Written request >> Take the material and output all of it exactly.

(Stored data)
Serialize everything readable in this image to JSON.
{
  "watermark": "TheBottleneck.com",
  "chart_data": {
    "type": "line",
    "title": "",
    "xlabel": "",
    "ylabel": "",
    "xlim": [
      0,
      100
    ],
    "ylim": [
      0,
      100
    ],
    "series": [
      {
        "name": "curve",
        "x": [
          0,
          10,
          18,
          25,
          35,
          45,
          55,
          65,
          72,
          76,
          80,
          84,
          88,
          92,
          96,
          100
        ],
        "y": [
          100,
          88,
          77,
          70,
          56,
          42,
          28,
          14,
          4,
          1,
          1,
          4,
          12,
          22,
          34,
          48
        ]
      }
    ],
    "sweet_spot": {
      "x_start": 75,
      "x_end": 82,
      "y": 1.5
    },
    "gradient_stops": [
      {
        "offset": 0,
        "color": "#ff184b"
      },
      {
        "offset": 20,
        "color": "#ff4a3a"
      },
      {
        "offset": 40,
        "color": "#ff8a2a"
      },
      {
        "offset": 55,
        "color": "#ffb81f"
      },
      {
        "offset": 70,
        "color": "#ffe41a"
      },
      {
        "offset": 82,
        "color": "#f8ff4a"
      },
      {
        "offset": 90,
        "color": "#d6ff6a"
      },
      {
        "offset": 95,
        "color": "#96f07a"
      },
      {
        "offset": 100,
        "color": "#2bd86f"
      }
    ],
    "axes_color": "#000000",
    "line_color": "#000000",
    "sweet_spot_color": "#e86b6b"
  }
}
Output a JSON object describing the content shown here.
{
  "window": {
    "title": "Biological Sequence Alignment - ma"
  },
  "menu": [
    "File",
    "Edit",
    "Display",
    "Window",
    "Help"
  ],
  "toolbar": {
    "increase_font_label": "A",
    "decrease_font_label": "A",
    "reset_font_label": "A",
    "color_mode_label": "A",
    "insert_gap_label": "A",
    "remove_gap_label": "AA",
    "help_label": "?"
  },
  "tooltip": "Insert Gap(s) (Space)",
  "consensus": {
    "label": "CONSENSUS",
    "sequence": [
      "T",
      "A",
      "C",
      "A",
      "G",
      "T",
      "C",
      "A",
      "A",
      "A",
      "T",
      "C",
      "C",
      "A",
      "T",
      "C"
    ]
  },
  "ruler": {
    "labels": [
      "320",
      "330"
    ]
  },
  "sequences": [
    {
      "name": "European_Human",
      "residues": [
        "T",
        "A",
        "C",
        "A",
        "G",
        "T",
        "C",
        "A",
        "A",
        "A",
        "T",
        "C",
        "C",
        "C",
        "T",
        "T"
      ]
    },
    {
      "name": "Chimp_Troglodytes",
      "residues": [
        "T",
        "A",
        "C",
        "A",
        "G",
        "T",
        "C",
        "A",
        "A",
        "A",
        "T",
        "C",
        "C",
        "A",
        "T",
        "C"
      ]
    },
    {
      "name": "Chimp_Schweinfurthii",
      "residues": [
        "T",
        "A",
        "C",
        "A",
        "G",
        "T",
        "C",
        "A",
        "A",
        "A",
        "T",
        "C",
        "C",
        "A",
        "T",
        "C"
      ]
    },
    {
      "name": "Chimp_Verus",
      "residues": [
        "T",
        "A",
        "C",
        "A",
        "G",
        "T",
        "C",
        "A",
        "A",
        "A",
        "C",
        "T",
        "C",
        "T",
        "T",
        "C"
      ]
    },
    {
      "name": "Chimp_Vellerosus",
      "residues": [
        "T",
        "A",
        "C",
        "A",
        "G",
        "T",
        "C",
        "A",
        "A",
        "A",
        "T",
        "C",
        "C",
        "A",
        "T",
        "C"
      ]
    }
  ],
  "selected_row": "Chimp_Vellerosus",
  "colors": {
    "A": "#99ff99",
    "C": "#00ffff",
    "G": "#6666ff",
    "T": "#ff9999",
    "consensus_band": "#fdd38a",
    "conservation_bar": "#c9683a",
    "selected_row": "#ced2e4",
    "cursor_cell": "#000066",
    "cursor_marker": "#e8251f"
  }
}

Result of this task >>
Serialize everything readable in this image to JSON.
{
  "watermark": "TheBottleneck.com",
  "chart_data": {
    "type": "line",
    "title": "",
    "xlabel": "",
    "ylabel": "",
    "xlim": [
      0,
      100
    ],
    "ylim": [
      0,
      100
    ],
    "series": [
      {
        "name": "curve",
        "x": [
          0,
          10,
          18,
          25,
          35,
          45,
          55,
          65,
          72,
          76,
          80,
          84,
          88,
          92,
          96,
          100
        ],
        "y": [
          100,
          88,
          77,
          70,
          56,
          42,
          28,
          14,
          4,
          1,
          1,
          4,
          12,
          22,
          34,
          48
        ]
      }
    ],
    "sweet_spot": {
      "x_start": 75,
      "x_end": 82,
      "y": 1.5
    },
    "gradient_stops": [
      {
        "offset": 0,
        "color": "#ff184b"
      },
      {
        "offset": 20,
        "color": "#ff4a3a"
      },
      {
        "offset": 40,
        "color": "#ff8a2a"
      },
      {
        "offset": 55,
        "color": "#ffb81f"
      },
      {
        "offset": 70,
        "color": "#ffe41a"
      },
      {
        "offset": 82,
        "color": "#f8ff4a"
      },
      {
        "offset": 90,
        "color": "#d6ff6a"
      },
      {
        "offset": 95,
        "color": "#96f07a"
      },
      {
        "offset": 100,
        "color": "#2bd86f"
      }
    ],
    "axes_color": "#000000",
    "line_color": "#000000",
    "sweet_spot_color": "#e86b6b"
  }
}
Output a JSON object describing the content shown here.
{
  "window": {
    "title": "Biological Sequence Alignment - ma"
  },
  "menu": [
    "File",
    "Edit",
    "Display",
    "Window",
    "Help"
  ],
  "toolbar": {
    "increase_font_label": "A",
    "decrease_font_label": "A",
    "reset_font_label": "A",
    "color_mode_label": "A",
    "insert_gap_label": "A",
    "remove_gap_label": "AA",
    "help_label": "?"
  },
  "tooltip": "Insert Gap(s) (Space)",
  "consensus": {
    "label": "CONSENSUS",
    "sequence": [
      "T",
      "A",
      "C",
      "A",
      "G",
      "T",
      "C",
      "A",
      "A",
      "A",
      "T",
      "C",
      "C",
      "A",
      "T",
      "C"
    ]
  },
  "ruler": {
    "labels": [
      "320",
      "330"
    ]
  },
  "sequences": [
    {
      "name": "European_Human",
      "residues": [
        "T",
        "A",
        "C",
        "A",
        "G",
        "T",
        "C",
        "A",
        "A",
        "A",
        "T",
        "C",
        "C",
        "C",
        "T",
        "T"
      ]
    },
    {
      "name": "Chimp_Troglodytes",
      "residues": [
        "T",
        "A",
        "C",
        "A",
        "G",
        "T",
        "C",
        "A",
        "A",
        "A",
        "T",
        "C",
        "C",
        "A",
        "T",
        "C"
      ]
    },
    {
      "name": "Chimp_Schweinfurthii",
      "residues": [
        "T",
        "A",
        "C",
        "A",
        "G",
        "T",
        "C",
        "A",
        "A",
        "A",
        "T",
        "C",
        "C",
        "A",
        "T",
        "C"
      ]
    },
    {
      "name": "Chimp_Verus",
      "residues": [
        "T",
        "A",
        "C",
        "A",
        "G",
        "T",
        "C",
        "A",
        "A",
        "A",
        "C",
        "T",
        "C",
        "T",
        "T",
        "C"
      ]
    },
    {
      "name": "Chimp_Vellerosus",
      "residues": [
        "T",
        "A",
        "C",
        "A",
        "G",
        "T",
        "C",
        "A",
        "A",
        "A",
        "T",
        "C",
        "C",
        "A",
        "T",
        "C"
      ]
    }
  ],
  "selected_row": "Chimp_Vellerosus",
  "colors": {
    "A": "#99ff99",
    "C": "#00ffff",
    "G": "#6666ff",
    "T": "#ff9999",
    "consensus_band": "#fdd38a",
    "conservation_bar": "#c9683a",
    "selected_row": "#ced2e4",
    "cursor_cell": "#000066",
    "cursor_marker": "#e8251f"
  }
}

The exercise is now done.